▶
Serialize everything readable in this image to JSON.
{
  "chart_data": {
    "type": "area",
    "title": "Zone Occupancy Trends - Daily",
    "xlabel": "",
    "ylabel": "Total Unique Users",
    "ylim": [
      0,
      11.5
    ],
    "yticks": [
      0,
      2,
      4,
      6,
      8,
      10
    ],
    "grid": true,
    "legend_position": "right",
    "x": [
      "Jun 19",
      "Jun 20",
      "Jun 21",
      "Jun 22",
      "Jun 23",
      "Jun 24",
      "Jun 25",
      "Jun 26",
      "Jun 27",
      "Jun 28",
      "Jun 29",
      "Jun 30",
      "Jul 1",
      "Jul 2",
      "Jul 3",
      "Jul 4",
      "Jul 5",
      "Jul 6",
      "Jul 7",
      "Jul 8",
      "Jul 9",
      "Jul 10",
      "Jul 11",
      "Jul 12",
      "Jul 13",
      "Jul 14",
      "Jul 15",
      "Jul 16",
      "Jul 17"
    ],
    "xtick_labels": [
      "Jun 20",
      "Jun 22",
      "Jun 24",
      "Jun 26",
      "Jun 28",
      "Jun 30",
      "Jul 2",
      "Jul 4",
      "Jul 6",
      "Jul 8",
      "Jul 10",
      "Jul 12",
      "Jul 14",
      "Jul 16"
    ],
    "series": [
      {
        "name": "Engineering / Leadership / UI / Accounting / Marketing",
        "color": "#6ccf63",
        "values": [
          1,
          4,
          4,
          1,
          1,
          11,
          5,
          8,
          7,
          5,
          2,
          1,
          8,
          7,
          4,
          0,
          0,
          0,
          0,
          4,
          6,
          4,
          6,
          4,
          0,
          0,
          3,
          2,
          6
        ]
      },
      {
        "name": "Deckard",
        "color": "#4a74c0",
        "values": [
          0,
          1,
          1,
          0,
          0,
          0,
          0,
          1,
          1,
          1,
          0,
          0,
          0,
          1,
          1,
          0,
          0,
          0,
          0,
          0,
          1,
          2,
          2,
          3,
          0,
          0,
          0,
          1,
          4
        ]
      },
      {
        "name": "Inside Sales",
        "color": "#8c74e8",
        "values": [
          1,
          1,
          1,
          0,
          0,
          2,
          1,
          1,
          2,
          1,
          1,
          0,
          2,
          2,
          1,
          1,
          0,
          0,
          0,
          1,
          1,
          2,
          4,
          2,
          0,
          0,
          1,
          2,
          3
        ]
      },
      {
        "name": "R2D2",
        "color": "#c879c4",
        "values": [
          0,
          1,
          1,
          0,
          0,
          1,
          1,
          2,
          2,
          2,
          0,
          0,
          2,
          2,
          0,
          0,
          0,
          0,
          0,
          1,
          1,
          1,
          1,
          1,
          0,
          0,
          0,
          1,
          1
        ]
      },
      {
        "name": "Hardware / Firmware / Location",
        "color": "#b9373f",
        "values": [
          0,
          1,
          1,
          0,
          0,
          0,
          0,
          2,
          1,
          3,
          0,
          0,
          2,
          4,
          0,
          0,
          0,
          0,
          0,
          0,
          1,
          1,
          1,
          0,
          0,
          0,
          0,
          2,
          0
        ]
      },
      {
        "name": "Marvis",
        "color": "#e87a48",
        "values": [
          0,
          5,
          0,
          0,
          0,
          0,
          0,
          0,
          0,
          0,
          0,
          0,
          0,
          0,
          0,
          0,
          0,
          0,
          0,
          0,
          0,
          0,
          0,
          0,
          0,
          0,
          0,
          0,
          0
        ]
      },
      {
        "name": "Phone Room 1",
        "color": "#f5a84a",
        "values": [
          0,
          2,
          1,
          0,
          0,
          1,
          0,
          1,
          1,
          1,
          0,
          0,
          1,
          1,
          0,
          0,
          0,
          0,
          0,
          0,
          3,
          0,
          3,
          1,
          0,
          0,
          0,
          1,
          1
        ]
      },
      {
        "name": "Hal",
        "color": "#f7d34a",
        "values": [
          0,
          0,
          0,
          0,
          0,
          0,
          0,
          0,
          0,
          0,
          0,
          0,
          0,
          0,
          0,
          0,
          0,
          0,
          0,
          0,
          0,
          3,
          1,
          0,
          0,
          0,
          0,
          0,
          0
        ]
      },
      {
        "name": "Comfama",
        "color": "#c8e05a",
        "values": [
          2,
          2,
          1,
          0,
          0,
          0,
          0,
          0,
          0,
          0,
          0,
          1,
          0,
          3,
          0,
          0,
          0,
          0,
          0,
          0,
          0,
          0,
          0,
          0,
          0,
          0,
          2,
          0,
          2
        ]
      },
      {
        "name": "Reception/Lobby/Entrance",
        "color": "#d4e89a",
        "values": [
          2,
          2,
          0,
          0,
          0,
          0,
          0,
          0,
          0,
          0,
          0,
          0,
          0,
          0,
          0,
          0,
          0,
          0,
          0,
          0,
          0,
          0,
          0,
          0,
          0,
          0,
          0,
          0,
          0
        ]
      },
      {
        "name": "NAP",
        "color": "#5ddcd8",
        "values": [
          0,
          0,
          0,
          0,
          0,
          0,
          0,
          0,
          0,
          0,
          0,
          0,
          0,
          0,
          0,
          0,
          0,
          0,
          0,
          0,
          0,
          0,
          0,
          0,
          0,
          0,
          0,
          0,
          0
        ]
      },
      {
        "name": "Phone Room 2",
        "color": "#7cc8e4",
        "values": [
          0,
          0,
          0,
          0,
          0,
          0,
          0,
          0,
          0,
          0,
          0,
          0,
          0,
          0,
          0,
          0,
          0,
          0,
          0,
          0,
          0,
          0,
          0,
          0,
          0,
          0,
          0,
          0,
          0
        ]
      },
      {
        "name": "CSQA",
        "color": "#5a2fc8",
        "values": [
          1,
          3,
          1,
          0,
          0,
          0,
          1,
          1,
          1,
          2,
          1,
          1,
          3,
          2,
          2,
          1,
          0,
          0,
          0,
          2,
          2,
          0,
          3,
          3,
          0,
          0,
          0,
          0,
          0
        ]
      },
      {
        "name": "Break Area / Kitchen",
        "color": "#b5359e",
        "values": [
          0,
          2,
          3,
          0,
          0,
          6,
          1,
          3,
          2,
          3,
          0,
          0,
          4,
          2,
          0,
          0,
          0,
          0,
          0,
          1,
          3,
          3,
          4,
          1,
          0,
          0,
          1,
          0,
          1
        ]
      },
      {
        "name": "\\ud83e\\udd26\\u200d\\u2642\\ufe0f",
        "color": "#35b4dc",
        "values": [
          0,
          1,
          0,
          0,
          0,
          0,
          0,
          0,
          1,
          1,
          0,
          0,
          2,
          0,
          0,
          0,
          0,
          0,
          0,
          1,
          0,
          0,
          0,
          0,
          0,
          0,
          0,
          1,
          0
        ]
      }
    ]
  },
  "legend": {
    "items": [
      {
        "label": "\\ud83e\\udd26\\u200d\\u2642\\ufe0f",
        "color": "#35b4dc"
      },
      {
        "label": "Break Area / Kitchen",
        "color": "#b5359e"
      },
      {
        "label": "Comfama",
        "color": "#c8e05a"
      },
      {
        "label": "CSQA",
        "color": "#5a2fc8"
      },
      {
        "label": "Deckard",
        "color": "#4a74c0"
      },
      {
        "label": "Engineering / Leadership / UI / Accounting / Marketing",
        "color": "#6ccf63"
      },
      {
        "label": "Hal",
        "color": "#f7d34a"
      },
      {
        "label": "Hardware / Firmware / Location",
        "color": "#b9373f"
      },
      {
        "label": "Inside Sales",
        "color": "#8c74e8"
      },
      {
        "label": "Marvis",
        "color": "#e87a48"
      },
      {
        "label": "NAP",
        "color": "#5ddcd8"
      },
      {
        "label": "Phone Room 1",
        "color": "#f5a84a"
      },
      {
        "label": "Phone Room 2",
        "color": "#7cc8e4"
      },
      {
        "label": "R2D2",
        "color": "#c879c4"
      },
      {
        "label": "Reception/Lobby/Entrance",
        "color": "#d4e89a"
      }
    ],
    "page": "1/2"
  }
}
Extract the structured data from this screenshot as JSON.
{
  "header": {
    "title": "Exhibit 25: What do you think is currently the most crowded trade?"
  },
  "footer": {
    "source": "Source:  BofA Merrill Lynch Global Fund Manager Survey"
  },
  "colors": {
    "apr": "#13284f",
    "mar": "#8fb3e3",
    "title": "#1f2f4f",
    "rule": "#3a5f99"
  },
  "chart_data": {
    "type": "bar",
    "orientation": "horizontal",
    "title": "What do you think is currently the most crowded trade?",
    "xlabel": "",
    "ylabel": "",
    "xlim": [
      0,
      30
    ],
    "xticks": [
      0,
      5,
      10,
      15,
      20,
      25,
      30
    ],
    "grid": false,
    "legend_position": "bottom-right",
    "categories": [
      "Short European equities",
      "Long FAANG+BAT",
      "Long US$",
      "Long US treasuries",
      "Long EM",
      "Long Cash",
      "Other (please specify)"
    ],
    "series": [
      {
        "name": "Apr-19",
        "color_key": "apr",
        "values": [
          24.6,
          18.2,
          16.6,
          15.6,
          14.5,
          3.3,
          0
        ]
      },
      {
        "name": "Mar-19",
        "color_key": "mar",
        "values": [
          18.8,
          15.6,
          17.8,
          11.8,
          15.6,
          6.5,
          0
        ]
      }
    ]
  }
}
◀
* Problem: In the listing, find each line with the string "title" and copy it.

* Result of the task:
    "title": "Zone Occupancy Trends - Daily",
    "title": "Exhibit 25: What do you think is currently the most crowded trade?"
    "title": "#1f2f4f",
    "title": "What do you think is currently the most crowded trade?",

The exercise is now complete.